* [AIM OF THE TASK]
What's needed is an exact copy of the lines from the one that contains "What text is on this page?" to the end of the data below, leaving the pictures out.

* [RECORDS PROVIDED]
·····

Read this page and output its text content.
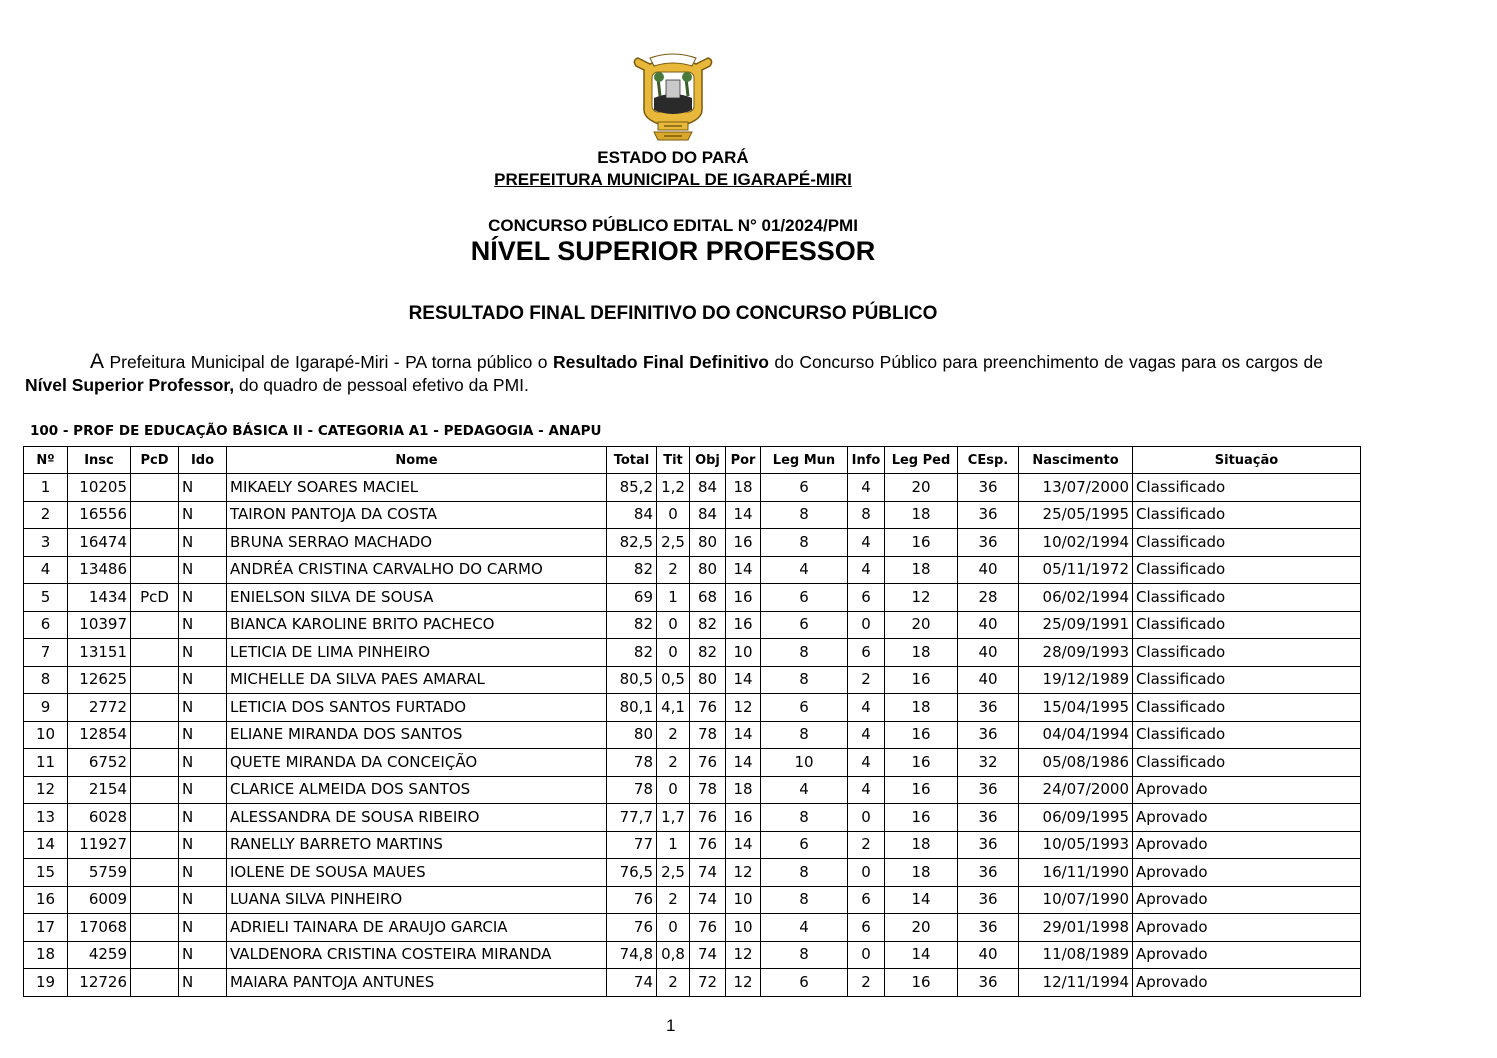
ESTADO DO PARÁ
PREFEITURA MUNICIPAL DE IGARAPÉ-MIRI
CONCURSO PÚBLICO EDITAL N° 01/2024/PMI
NÍVEL SUPERIOR PROFESSOR
RESULTADO FINAL DEFINITIVO DO CONCURSO PÚBLICO
A Prefeitura Municipal de Igarapé-Miri - PA torna público o Resultado Final Definitivo do Concurso Público para preenchimento de vagas para os cargos de Nível Superior Professor, do quadro de pessoal efetivo da PMI.
100 - PROF DE EDUCAÇÃO BÁSICA II - CATEGORIA A1 - PEDAGOGIA - ANAPU
Nº	Insc	PcD	Ido	Nome	Total	Tit	Obj	Por	Leg Mun	Info	Leg Ped	CEsp.	Nascimento	Situação
1	10205		N	MIKAELY SOARES MACIEL	85,2	1,2	84	18	6	4	20	36	13/07/2000	Classificado
2	16556		N	TAIRON PANTOJA DA COSTA	84	0	84	14	8	8	18	36	25/05/1995	Classificado
3	16474		N	BRUNA SERRAO MACHADO	82,5	2,5	80	16	8	4	16	36	10/02/1994	Classificado
4	13486		N	ANDRÉA CRISTINA CARVALHO DO CARMO	82	2	80	14	4	4	18	40	05/11/1972	Classificado
5	1434	PcD	N	ENIELSON SILVA DE SOUSA	69	1	68	16	6	6	12	28	06/02/1994	Classificado
6	10397		N	BIANCA KAROLINE BRITO PACHECO	82	0	82	16	6	0	20	40	25/09/1991	Classificado
7	13151		N	LETICIA DE LIMA PINHEIRO	82	0	82	10	8	6	18	40	28/09/1993	Classificado
8	12625		N	MICHELLE DA SILVA PAES AMARAL	80,5	0,5	80	14	8	2	16	40	19/12/1989	Classificado
9	2772		N	LETICIA DOS SANTOS FURTADO	80,1	4,1	76	12	6	4	18	36	15/04/1995	Classificado
10	12854		N	ELIANE MIRANDA DOS SANTOS	80	2	78	14	8	4	16	36	04/04/1994	Classificado
11	6752		N	QUETE MIRANDA DA CONCEIÇÃO	78	2	76	14	10	4	16	32	05/08/1986	Classificado
12	2154		N	CLARICE ALMEIDA DOS SANTOS	78	0	78	18	4	4	16	36	24/07/2000	Aprovado
13	6028		N	ALESSANDRA DE SOUSA RIBEIRO	77,7	1,7	76	16	8	0	16	36	06/09/1995	Aprovado
14	11927		N	RANELLY BARRETO MARTINS	77	1	76	14	6	2	18	36	10/05/1993	Aprovado
15	5759		N	IOLENE DE SOUSA MAUES	76,5	2,5	74	12	8	0	18	36	16/11/1990	Aprovado
16	6009		N	LUANA SILVA PINHEIRO	76	2	74	10	8	6	14	36	10/07/1990	Aprovado
17	17068		N	ADRIELI TAINARA DE ARAUJO GARCIA	76	0	76	10	4	6	20	36	29/01/1998	Aprovado
18	4259		N	VALDENORA CRISTINA COSTEIRA MIRANDA	74,8	0,8	74	12	8	0	14	40	11/08/1989	Aprovado
19	12726		N	MAIARA PANTOJA ANTUNES	74	2	72	12	6	2	16	36	12/11/1994	Aprovado
1
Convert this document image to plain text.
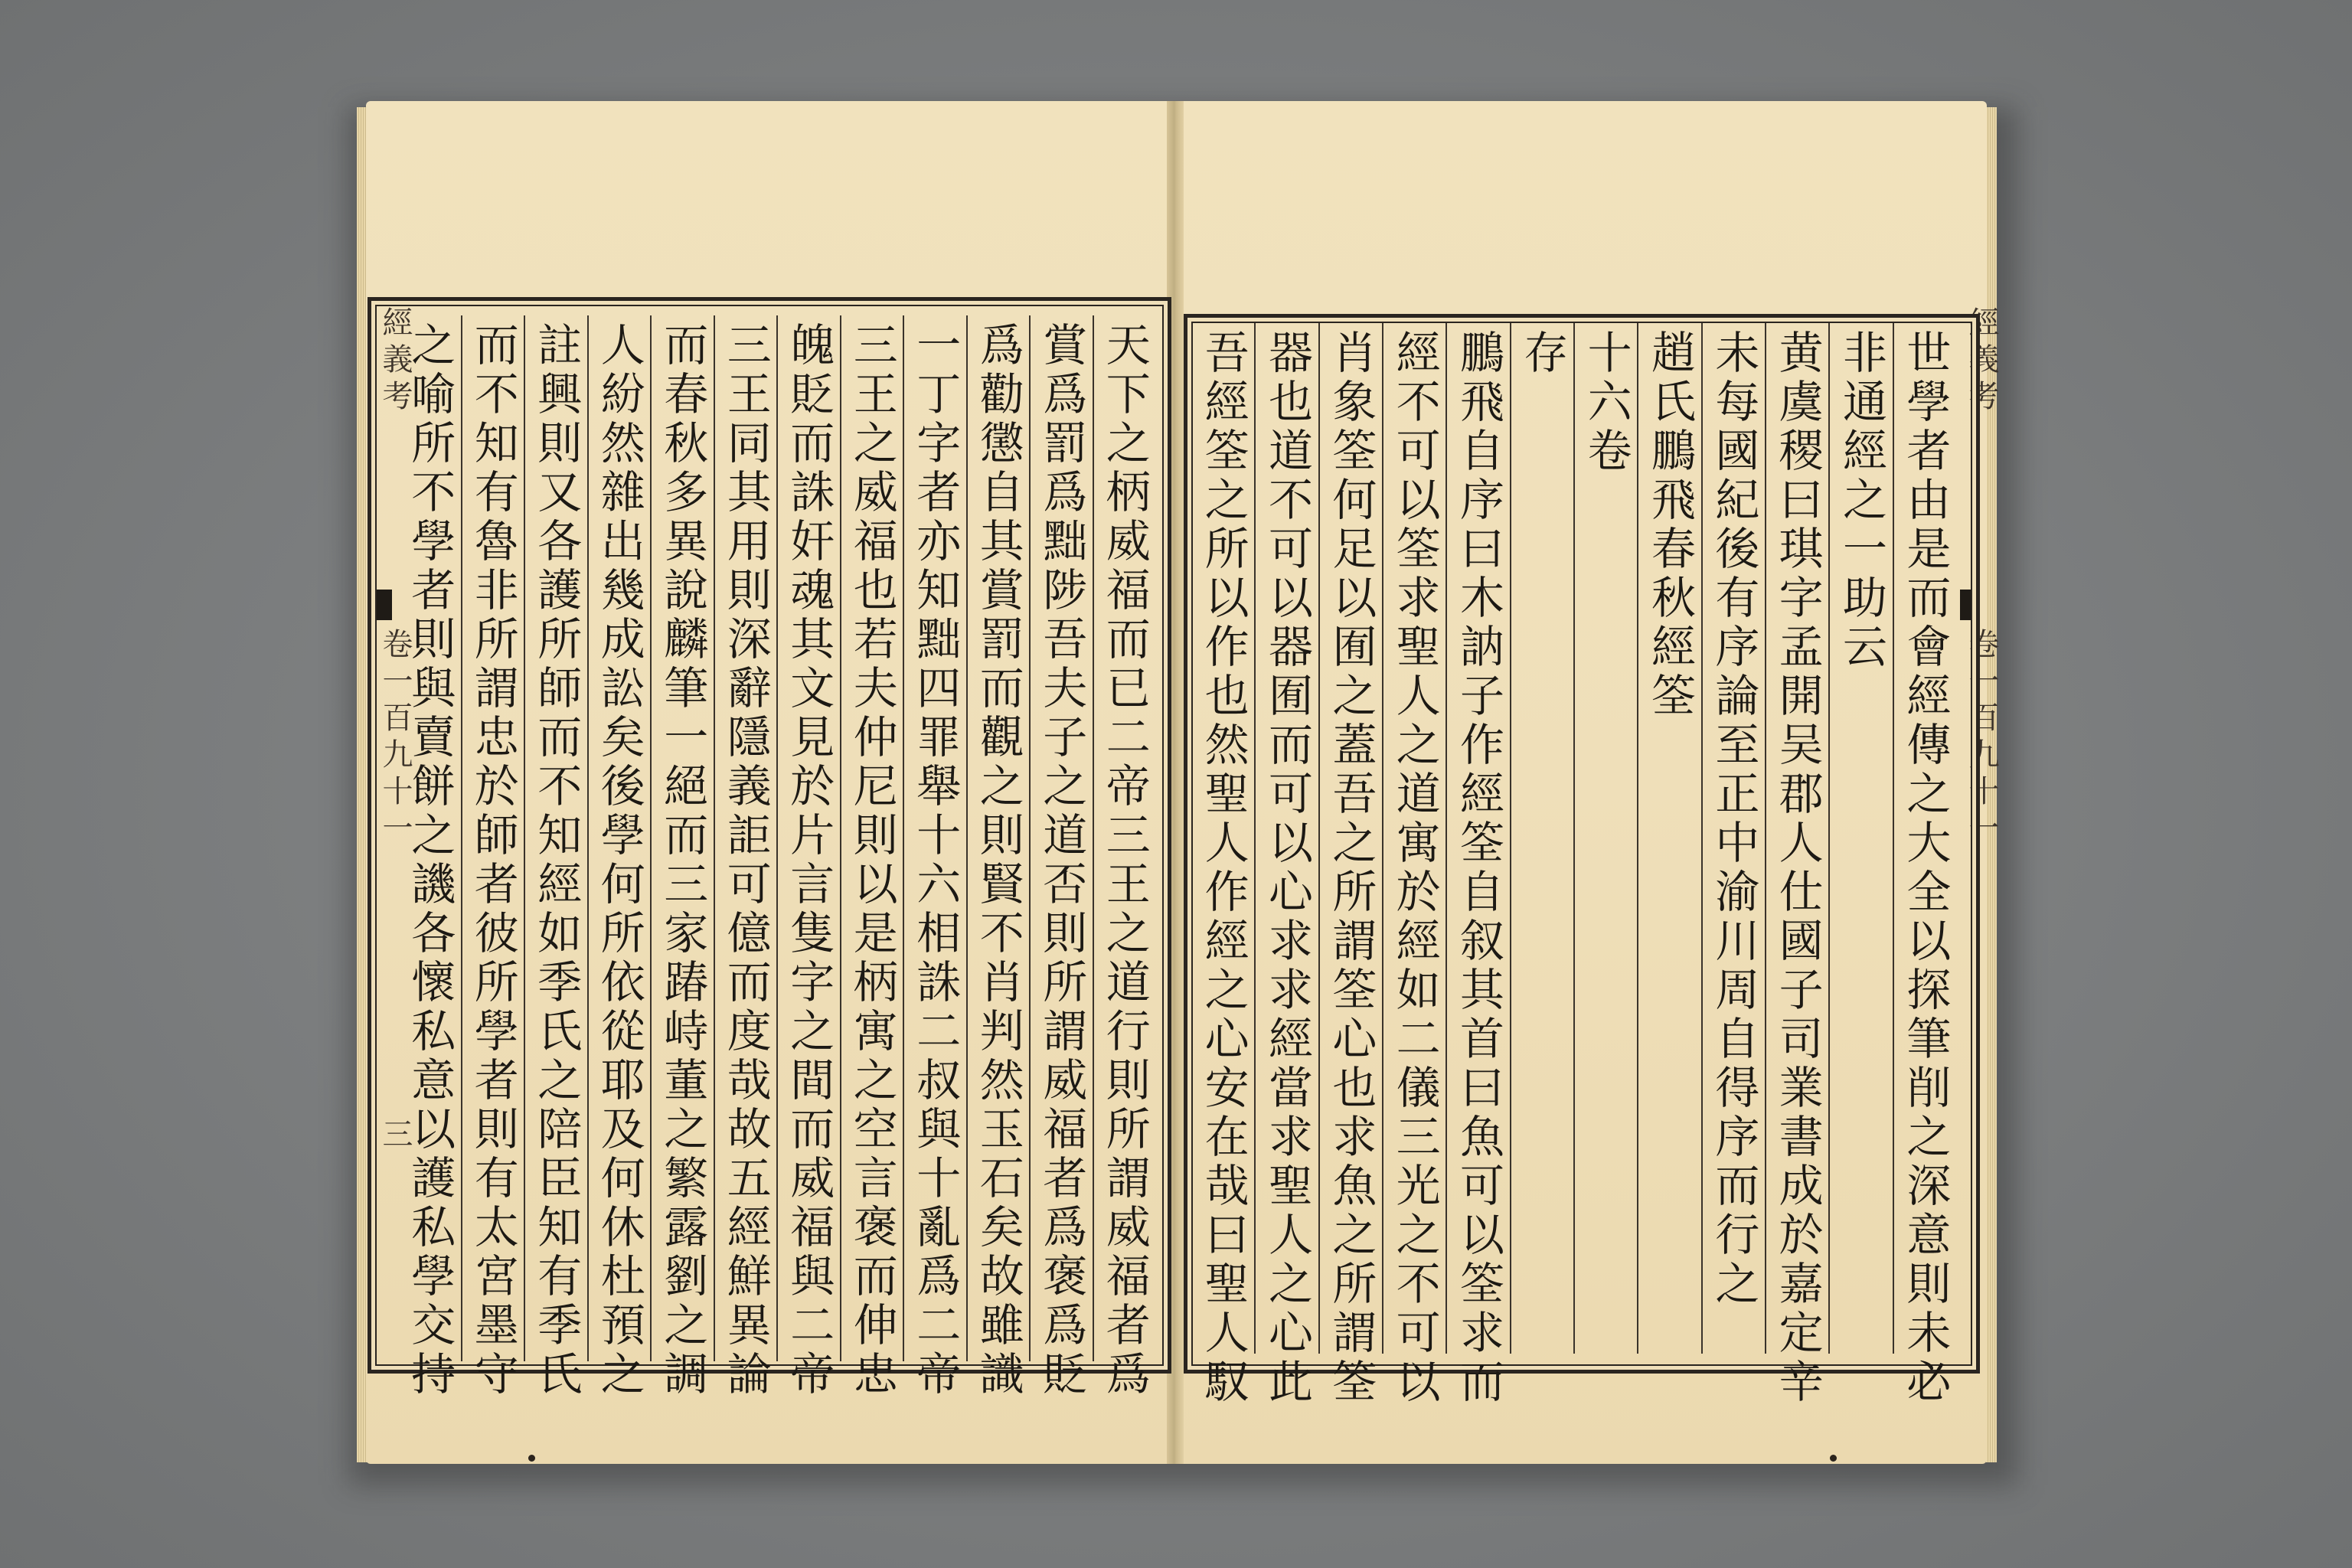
經義考
卷一百九十一
三	天下之柄威福而已二帝三王之道行則所謂威福者爲
賞爲罰爲黜陟吾夫子之道否則所謂威福者爲褒爲貶
爲勸懲自其賞罰而觀之則賢不肖判然玉石矣故雖識
一丁字者亦知黜四罪舉十六相誅二叔與十亂爲二帝
三王之威福也若夫仲尼則以是柄寓之空言褒而伸忠
魄貶而誅奸魂其文見於片言隻字之間而威福與二帝
三王同其用則深辭隱義詎可億而度哉故五經鮮異論
而春秋多異說麟筆一絕而三家踳峙董之繁露劉之調
人紛然雜出幾成訟矣後學何所依從耶及何休杜預之
註興則又各護所師而不知經如季氏之陪臣知有季氏
而不知有魯非所謂忠於師者彼所學者則有太宮墨守
之喻所不學者則與賣餅之譏各懷私意以護私學交持	經義考
卷一百九十一
世學者由是而會經傳之大全以探筆削之深意則未必
非通經之一助云
黄虞稷曰琪字孟開吴郡人仕國子司業書成於嘉定辛
未每國紀後有序論至正中渝川周自得序而行之
趙氏鵬飛春秋經筌
十六卷
存
鵬飛自序曰木訥子作經筌自叙其首曰魚可以筌求而
經不可以筌求聖人之道寓於經如二儀三光之不可以
肖象筌何足以囿之蓋吾之所謂筌心也求魚之所謂筌
器也道不可以器囿而可以心求求經當求聖人之心此
吾經筌之所以作也然聖人作經之心安在哉曰聖人馭
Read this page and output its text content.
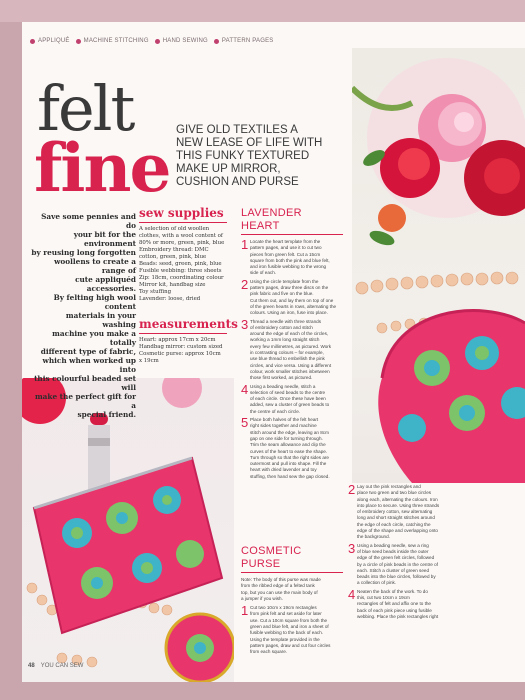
APPLIQUÉ MACHINE STITCHING HAND SEWING PATTERN PAGES
felt
fine GIVE OLD TEXTILES A
NEW LEASE OF LIFE WITH
THIS FUNKY TEXTURED
MAKE UP MIRROR,
CUSHION AND PURSE
Save some pennies and do
your bit for the environment
by reusing long forgotten
woollens to create a range of
cute appliquéd accessories.
By felting high wool content
materials in your washing
machine you make a totally
different type of fabric,
which when worked up into
this colourful beaded set will
make the perfect gift for a
special friend.
sew supplies
A selection of old woollen
clothes, with a wool content of
80% or more, green, pink, blue
Embroidery thread: DMC
cotton, green, pink, blue
Beads: seed, green, pink, blue
Fusible webbing: three sheets
Zip: 18cm, coordinating colour
Mirror kit, handbag size
Toy stuffing
Lavender: loose, dried
measurements
Heart: approx 17cm x 20cm
Handbag mirror: custom sized
Cosmetic purse: approx 10cm
x 19cm
LAVENDER HEART
1 Locate the heart template from the
pattern pages, and use it to cut two
pieces from green felt. Cut a 15cm
square from both the pink and blue felt,
and iron fusible webbing to the wrong
side of each.
2 Using the circle template from the
pattern pages, draw three discs on the
pink fabric and five on the blue.
Cut them out, and lay them on top of one
of the green hearts in rows, alternating the
colours. Using an iron, fuse into place.
3 Thread a needle with three strands
of embroidery cotton and stitch
around the edge of each of the circles,
working a 1mm long straight stitch
every few millimetres, as pictured. Work
in contrasting colours – for example,
use blue thread to embellish the pink
circles, and vice versa. Using a different
colour, work smaller stitches inbetween
those first worked, as pictured.
4 Using a beading needle, stitch a
selection of seed beads to the centre
of each circle. Once these have been
added, sew a cluster of green beads to
the centre of each circle.
5 Place both halves of the felt heart
right sides together and machine
stitch around the edge, leaving an 8cm
gap on one side for turning through.
Trim the seam allowance and clip the
curves of the heart to ease the shape.
Turn through so that the right sides are
outermost and pull into shape. Fill the
heart with dried lavender and toy
stuffing, then hand sew the gap closed.
COSMETIC PURSE
Note: The body of this purse was made
from the ribbed edge of a felted tank
top, but you can use the main body of
a jumper if you wish.
1 Cut two 10cm x 19cm rectangles
from pink felt and set aside for later
use. Cut a 10cm square from both the
green and blue felt, and iron a sheet of
fusible webbing to the back of each.
Using the template provided in the
pattern pages, draw and cut four circles
from each square.
2 Lay out the pink rectangles and
place two green and two blue circles
along each, alternating the colours. Iron
into place to secure. Using three strands
of embroidery cotton, sew alternating
long and short straight stitches around
the edge of each circle, catching the
edge of the shape and overlapping onto
the background.
3 Using a beading needle, sew a ring
of blue seed beads inside the outer
edge of the green felt circles, followed
by a circle of pink beads in the centre of
each. Stitch a cluster of green seed
beads into the blue circles, followed by
a collection of pink.
4 Neaten the back of the work. To do
this, cut two 10cm x 19cm
rectangles of felt and affix one to the
back of each pink piece using fusible
webbing. Place the pink rectangles right
48 YOU CAN SEW
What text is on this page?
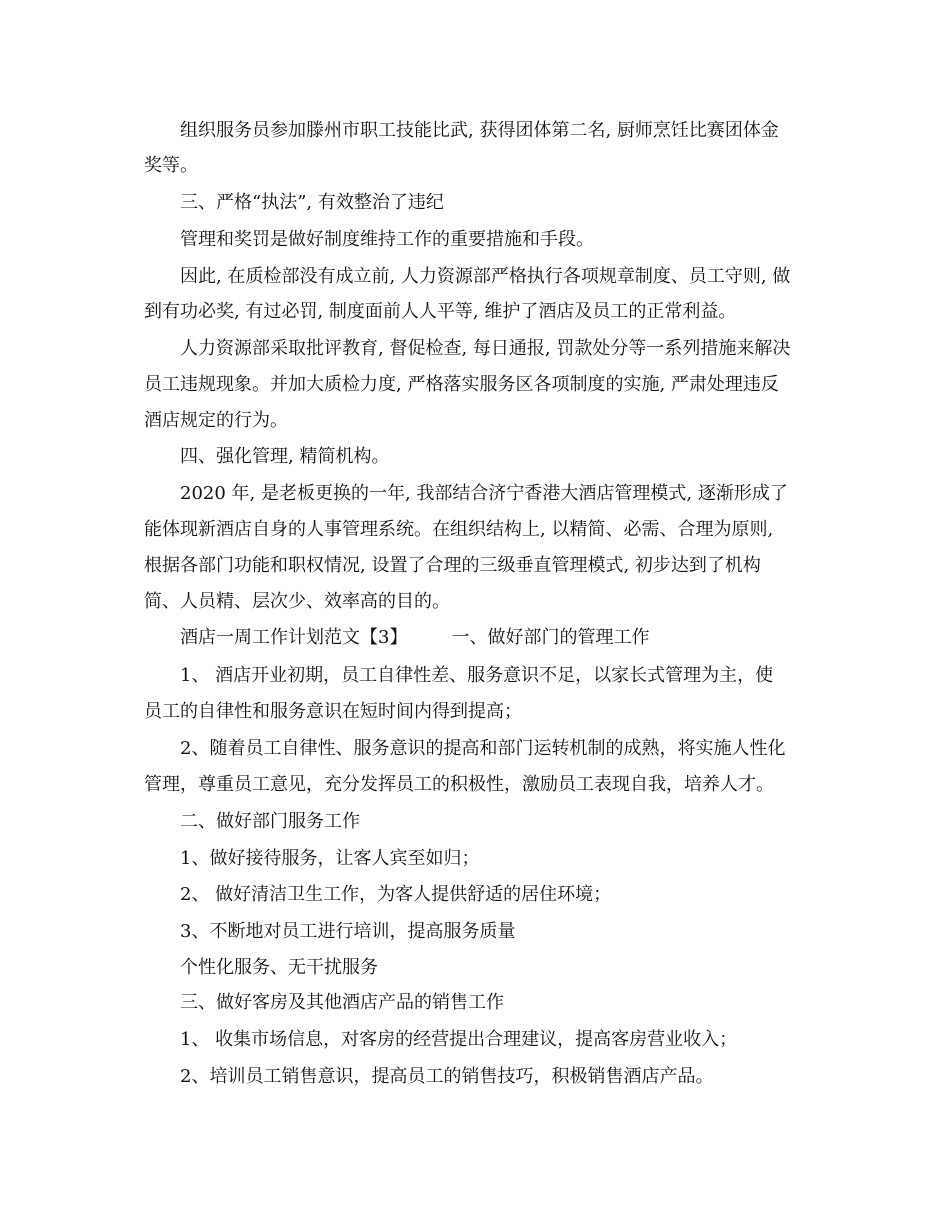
组织服务员参加滕州市职工技能比武, 获得团体第二名, 厨师烹饪比赛团体金
奖等。
三、严格“执法”, 有效整治了违纪
管理和奖罚是做好制度维持工作的重要措施和手段。
因此, 在质检部没有成立前, 人力资源部严格执行各项规章制度、员工守则, 做
到有功必奖, 有过必罚, 制度面前人人平等, 维护了酒店及员工的正常利益。
人力资源部采取批评教育, 督促检查, 每日通报, 罚款处分等一系列措施来解决
员工违规现象。并加大质检力度, 严格落实服务区各项制度的实施, 严肃处理违反
酒店规定的行为。
四、强化管理, 精简机构。
2020 年, 是老板更换的一年, 我部结合济宁香港大酒店管理模式, 逐渐形成了
能体现新酒店自身的人事管理系统。在组织结构上, 以精简、必需、合理为原则,
根据各部门功能和职权情况, 设置了合理的三级垂直管理模式, 初步达到了机构
简、人员精、层次少、效率高的目的。
酒店一周工作计划范文【3】 一、做好部门的管理工作
1、 酒店开业初期，员工自律性差、服务意识不足，以家长式管理为主，使
员工的自律性和服务意识在短时间内得到提高；
2、随着员工自律性、服务意识的提高和部门运转机制的成熟，将实施人性化
管理，尊重员工意见，充分发挥员工的积极性，激励员工表现自我，培养人才。
二、做好部门服务工作
1、做好接待服务，让客人宾至如归；
2、 做好清洁卫生工作，为客人提供舒适的居住环境；
3、不断地对员工进行培训，提高服务质量
个性化服务、无干扰服务
三、做好客房及其他酒店产品的销售工作
1、 收集市场信息，对客房的经营提出合理建议，提高客房营业收入；
2、培训员工销售意识，提高员工的销售技巧，积极销售酒店产品。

·····

* [OUTPUT]
What text is on this page?
组织服务员参加滕州市职工技能比武, 获得团体第二名, 厨师烹饪比赛团体金
奖等。
三、严格“执法”, 有效整治了违纪
管理和奖罚是做好制度维持工作的重要措施和手段。
因此, 在质检部没有成立前, 人力资源部严格执行各项规章制度、员工守则, 做
到有功必奖, 有过必罚, 制度面前人人平等, 维护了酒店及员工的正常利益。
人力资源部采取批评教育, 督促检查, 每日通报, 罚款处分等一系列措施来解决
员工违规现象。并加大质检力度, 严格落实服务区各项制度的实施, 严肃处理违反
酒店规定的行为。
四、强化管理, 精简机构。
2020 年, 是老板更换的一年, 我部结合济宁香港大酒店管理模式, 逐渐形成了
能体现新酒店自身的人事管理系统。在组织结构上, 以精简、必需、合理为原则,
根据各部门功能和职权情况, 设置了合理的三级垂直管理模式, 初步达到了机构
简、人员精、层次少、效率高的目的。
酒店一周工作计划范文【3】 一、做好部门的管理工作
1、 酒店开业初期，员工自律性差、服务意识不足，以家长式管理为主，使
员工的自律性和服务意识在短时间内得到提高；
2、随着员工自律性、服务意识的提高和部门运转机制的成熟，将实施人性化
管理，尊重员工意见，充分发挥员工的积极性，激励员工表现自我，培养人才。
二、做好部门服务工作
1、做好接待服务，让客人宾至如归；
2、 做好清洁卫生工作，为客人提供舒适的居住环境；
3、不断地对员工进行培训，提高服务质量
个性化服务、无干扰服务
三、做好客房及其他酒店产品的销售工作
1、 收集市场信息，对客房的经营提出合理建议，提高客房营业收入；
2、培训员工销售意识，提高员工的销售技巧，积极销售酒店产品。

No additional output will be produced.